> [Required task]: Collect every line in the records below that contains the word "Minister".

> [Records provided]:
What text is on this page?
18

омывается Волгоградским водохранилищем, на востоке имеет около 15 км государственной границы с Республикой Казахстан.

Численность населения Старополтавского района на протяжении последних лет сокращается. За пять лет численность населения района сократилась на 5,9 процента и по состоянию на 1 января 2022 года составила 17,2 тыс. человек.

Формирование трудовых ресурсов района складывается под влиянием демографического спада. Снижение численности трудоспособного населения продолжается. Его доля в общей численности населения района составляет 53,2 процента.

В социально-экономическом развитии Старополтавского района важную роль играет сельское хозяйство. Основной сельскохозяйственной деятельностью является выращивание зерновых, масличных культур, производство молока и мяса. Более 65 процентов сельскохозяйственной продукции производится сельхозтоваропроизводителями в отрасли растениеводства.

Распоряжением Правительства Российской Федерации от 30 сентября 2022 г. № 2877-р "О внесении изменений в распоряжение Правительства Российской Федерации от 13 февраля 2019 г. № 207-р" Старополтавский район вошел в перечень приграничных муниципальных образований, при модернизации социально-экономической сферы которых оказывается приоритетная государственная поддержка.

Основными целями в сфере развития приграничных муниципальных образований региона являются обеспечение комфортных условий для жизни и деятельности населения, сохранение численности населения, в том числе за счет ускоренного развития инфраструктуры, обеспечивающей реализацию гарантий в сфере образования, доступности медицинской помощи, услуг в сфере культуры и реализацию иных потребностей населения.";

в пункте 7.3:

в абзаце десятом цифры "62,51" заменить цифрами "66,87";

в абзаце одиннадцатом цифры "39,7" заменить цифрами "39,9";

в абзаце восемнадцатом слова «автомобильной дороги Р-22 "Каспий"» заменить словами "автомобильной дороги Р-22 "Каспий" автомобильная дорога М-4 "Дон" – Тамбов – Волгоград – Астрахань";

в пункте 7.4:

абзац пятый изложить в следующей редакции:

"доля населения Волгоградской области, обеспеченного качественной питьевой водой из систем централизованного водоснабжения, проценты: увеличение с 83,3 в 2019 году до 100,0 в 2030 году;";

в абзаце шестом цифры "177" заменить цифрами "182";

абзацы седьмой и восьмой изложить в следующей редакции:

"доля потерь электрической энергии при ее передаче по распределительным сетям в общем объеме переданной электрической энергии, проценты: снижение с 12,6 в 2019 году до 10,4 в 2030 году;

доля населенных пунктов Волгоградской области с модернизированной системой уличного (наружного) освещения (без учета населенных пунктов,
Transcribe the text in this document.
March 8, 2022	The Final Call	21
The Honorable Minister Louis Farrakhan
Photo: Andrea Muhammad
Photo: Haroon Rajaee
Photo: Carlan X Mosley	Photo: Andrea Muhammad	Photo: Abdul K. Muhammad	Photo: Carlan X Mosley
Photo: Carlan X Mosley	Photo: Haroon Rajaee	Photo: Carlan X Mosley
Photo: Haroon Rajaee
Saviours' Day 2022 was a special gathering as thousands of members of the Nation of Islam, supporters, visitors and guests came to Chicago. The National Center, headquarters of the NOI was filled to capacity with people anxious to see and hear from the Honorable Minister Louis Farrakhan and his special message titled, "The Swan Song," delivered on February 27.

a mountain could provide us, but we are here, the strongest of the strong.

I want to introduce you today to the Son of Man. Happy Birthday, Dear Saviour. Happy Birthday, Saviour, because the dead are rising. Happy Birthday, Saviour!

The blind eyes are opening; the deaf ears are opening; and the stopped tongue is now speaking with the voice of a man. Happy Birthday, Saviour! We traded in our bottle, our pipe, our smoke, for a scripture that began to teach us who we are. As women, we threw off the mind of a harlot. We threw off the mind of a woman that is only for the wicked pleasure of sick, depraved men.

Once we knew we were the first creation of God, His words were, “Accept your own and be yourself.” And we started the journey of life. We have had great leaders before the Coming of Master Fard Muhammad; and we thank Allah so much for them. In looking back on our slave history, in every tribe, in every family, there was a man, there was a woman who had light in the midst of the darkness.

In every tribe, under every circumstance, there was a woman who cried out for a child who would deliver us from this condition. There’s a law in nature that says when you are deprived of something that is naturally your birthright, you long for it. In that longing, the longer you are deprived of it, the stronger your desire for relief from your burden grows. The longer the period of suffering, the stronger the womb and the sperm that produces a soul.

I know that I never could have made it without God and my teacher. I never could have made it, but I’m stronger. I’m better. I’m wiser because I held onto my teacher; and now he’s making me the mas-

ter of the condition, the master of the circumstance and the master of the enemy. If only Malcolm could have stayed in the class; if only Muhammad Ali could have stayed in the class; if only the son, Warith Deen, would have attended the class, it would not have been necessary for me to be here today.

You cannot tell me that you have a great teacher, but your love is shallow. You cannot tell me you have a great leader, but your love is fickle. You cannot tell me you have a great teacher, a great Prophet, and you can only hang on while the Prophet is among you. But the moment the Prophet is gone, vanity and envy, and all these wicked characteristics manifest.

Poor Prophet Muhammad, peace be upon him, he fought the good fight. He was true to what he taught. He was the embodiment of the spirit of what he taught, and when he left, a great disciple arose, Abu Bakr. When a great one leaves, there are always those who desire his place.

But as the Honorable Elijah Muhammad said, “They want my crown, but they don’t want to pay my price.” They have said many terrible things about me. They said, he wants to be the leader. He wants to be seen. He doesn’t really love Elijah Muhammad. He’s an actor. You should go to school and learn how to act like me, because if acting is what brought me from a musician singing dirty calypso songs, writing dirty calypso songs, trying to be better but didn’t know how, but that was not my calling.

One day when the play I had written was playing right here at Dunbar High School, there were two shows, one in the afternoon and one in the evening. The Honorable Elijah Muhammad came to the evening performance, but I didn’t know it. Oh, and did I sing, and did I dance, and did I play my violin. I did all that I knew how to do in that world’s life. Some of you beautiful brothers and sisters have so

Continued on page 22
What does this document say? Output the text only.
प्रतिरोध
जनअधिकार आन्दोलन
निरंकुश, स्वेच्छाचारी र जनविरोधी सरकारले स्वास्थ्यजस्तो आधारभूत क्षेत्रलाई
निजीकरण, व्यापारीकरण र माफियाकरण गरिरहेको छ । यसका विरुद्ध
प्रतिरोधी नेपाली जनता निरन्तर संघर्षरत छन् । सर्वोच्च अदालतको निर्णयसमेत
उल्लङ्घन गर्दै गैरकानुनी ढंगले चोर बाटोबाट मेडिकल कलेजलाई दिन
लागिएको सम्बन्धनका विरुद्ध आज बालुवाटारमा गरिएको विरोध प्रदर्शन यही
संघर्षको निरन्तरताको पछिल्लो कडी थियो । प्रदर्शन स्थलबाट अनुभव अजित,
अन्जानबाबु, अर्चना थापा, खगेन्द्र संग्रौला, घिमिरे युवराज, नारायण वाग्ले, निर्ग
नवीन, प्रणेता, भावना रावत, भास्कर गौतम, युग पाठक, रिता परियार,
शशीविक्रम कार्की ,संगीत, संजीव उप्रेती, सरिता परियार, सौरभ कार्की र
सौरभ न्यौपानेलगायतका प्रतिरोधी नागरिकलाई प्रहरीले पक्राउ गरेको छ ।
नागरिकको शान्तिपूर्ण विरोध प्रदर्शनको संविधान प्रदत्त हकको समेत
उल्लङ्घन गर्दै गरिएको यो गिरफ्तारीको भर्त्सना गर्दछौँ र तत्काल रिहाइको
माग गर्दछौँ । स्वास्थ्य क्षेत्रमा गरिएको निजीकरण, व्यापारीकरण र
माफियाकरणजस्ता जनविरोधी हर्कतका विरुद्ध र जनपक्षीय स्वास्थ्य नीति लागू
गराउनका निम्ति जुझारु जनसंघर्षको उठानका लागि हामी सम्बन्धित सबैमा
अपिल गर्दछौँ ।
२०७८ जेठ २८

> [Answer to this exercise]:
The Honorable Minister Louis Farrakhan
Saviours' Day 2022 was a special gathering as thousands of members of the Nation of Islam, supporters, visitors and guests came to Chicago. The National Center, headquarters of the NOI was filled to capacity with people anxious to see and hear from the Honorable Minister Louis Farrakhan and his special message titled, "The Swan Song," delivered on February 27.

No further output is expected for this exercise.